» SOURCE EXTRACT:
------

Dragonlance: Fifth Age
- Genre: Role-playing games
- Publisher: TSR
- Publication date: 1996
- Media type: Boxed set

= Dragonlance: Fifth Age =

Tabletop fantasy role-playing game accessory

Dragonlance: Fifth Age is an accessory for the SAGA System, published in 1996. It uses the setting of Dragonlance, which originally was used in the Advanced Dungeons & Dragons fantasy role-playing game.

==Contents==
Dragonlance: Fifth Age is a diceless role-playing game, where players use cards instead of dice for character creation, determining whether characters succeed in their actions, and resolving encounters in combat. Each player holds a hand of cards with values on them from 1 at the lowest to 10 at the highest, with the size of a player's hand determined by how many adventures completed by that player's character. Any time a character needs to make a skill test or a combat chance resolved, the player plays a card and adds the value of the card to the appropriate attribute number; the character succeeds if the total is higher than the value determined by the gamemaster. The importance of the dramatic roles of characters in the Dragonlance saga is emphasized throughout the manual, and assumes that mundane actions such as purchasing standard gear are not necessary to role-play. The game features an open spell system rather than a set list of spells, where players describes what their heroes want to do using the magical abilities open to them, and the gamemaster decides how successful the hero is.

Dragonlance: Fifth Age was published in a boxed set, which contained three books, a deck of cards, a map of Krynn, a two-panel quick reference card, and eighteen character cards. The books were The Book of the Fifth Age, Dusk or Dawn, and Heroes of the New Age. The Fate deck was made up of eighty two cards in nine suits, with eight suits consisting of nine cards and the last one having ten.

===Setting===
This set takes place 30 years following the second Cataclysm of Krynn, with the old gods having abandoned Krynn after the destruction caused by Chaos. The game is based in the era known as the Fifth Age of Krynn, or the Age of Mortals. Dragon Overlords have taken over most of Ansalon, and killed the other dragons to take their lifeforce. Although the Dragon Lords remain in Ansalon, humans are now the dominant force. The old magic of the world is now gone, and creatures including the good dragons, silvanesti elves, and kender live in fear. The world is in chaos, as rival factions seek power while the Dragons desperately try to regain their control.

------

» RECORDS SUPPLIED:

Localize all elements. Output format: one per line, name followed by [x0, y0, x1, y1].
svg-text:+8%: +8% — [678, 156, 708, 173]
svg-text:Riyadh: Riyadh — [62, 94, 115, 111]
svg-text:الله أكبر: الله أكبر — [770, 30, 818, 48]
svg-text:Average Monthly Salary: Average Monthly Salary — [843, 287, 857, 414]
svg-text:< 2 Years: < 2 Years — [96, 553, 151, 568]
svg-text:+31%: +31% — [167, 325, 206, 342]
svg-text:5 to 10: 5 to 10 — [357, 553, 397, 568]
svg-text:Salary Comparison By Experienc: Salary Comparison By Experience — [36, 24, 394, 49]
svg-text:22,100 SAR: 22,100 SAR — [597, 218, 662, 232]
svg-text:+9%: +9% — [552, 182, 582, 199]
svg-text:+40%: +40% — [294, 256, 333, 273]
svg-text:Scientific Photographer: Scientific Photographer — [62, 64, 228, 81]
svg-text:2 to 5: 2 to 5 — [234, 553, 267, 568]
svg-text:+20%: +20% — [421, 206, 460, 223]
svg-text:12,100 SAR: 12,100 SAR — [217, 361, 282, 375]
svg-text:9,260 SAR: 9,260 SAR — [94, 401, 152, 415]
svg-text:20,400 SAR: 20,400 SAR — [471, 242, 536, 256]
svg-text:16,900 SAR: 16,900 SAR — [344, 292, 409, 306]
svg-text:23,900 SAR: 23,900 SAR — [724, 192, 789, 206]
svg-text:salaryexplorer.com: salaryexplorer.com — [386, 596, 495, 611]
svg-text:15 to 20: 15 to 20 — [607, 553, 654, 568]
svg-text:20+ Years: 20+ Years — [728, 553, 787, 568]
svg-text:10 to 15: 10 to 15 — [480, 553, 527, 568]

------

» GOAL 1:
Rewrite the stretch from "Dragonlance: Fifth Age was" through "one having ten." in the Dragonlance: Fifth Age article, replacing "eighteen" with "twenty".
» GOAL 2:
Pick up the Dragonlance: Fifth Age article after its last sentence and continue it.
The rows play no part in what follows.

» EXPECTED OUTPUT 1:
Dragonlance: Fifth Age was published in a boxed set, which contained three books, a deck of cards, a map of Krynn, a two-panel quick reference card, and twenty character cards. The books were The Book of the Fifth Age, Dusk or Dawn, and Heroes of the New Age. The Fate deck was made up of eighty two cards in nine suits, with eight suits consisting of nine cards and the last one having ten.

» EXPECTED OUTPUT 2:
===Adventure===
The 48-page "Heroes of a New Age" booklet contains a sample adventure scenario intended for beginning heroes, who must defend against an attack by a green dragon, and explore their way through dwarven caverns to recover a valuable stolen gem.

===Development===
Dragonlance: Fifth Age was developed because TSR was looking to sell a non-Dungeons & Dragons type game.

Sue Weinlein Cook liked the idea of a more story based game.

==Publication history==
Dragonlance: Fifth Age was published as a boxed set and released in 1996. Dragonlance: Fifth Age was written by William W. Connors and Sue Weinlein Cook. The set included three booklets (128 pages, 96 pages, and 48 pages), a deck of 82 Fate Cards, 18 character sheets depicting characters from the novels, and a map of Ansalon where the game takes place.

Dragonlance: Fifth Age was in planning before Dragons of Summer Flame was out.

Heroes of Steel is the first boxed expansion for the Dragonlance: Fifth Age campaign world.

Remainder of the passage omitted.